#### [Brief]
Which lines of the entries below hold the word "Kessler"? Report each of them.

-- Exercise material follows --

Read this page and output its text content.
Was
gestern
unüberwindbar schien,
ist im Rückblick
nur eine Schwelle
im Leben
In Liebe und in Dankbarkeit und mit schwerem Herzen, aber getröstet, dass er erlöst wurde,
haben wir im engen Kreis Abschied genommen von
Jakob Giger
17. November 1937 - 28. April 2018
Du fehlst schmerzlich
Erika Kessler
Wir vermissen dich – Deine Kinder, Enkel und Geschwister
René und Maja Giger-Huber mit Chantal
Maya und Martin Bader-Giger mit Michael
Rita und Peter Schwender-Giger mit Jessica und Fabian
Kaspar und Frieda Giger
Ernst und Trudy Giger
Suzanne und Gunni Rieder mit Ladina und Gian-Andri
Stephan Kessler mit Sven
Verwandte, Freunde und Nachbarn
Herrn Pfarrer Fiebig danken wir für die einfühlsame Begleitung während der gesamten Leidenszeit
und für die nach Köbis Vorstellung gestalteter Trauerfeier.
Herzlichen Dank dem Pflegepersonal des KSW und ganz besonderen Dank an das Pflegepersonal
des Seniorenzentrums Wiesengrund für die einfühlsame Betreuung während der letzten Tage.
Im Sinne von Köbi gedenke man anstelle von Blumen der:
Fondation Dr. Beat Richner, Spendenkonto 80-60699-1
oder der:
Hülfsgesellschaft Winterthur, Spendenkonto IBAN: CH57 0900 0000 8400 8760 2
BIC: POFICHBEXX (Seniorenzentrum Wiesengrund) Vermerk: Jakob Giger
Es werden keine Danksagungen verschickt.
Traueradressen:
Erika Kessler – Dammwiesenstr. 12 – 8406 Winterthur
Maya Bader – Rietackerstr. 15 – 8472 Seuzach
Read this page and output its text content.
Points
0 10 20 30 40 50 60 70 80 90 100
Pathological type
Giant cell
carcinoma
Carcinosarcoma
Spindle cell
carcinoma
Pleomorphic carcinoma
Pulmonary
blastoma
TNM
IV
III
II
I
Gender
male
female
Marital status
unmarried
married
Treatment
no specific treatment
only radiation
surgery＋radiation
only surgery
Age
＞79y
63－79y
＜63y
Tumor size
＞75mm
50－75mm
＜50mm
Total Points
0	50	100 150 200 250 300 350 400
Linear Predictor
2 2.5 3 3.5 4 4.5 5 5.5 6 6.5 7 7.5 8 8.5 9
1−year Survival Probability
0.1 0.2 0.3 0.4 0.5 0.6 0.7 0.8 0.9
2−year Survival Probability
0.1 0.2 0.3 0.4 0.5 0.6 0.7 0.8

-- Exercise material concluded --

#### [Reply]
Erika Kessler
Stephan Kessler mit Sven
Erika Kessler – Dammwiesenstr. 12 – 8406 Winterthur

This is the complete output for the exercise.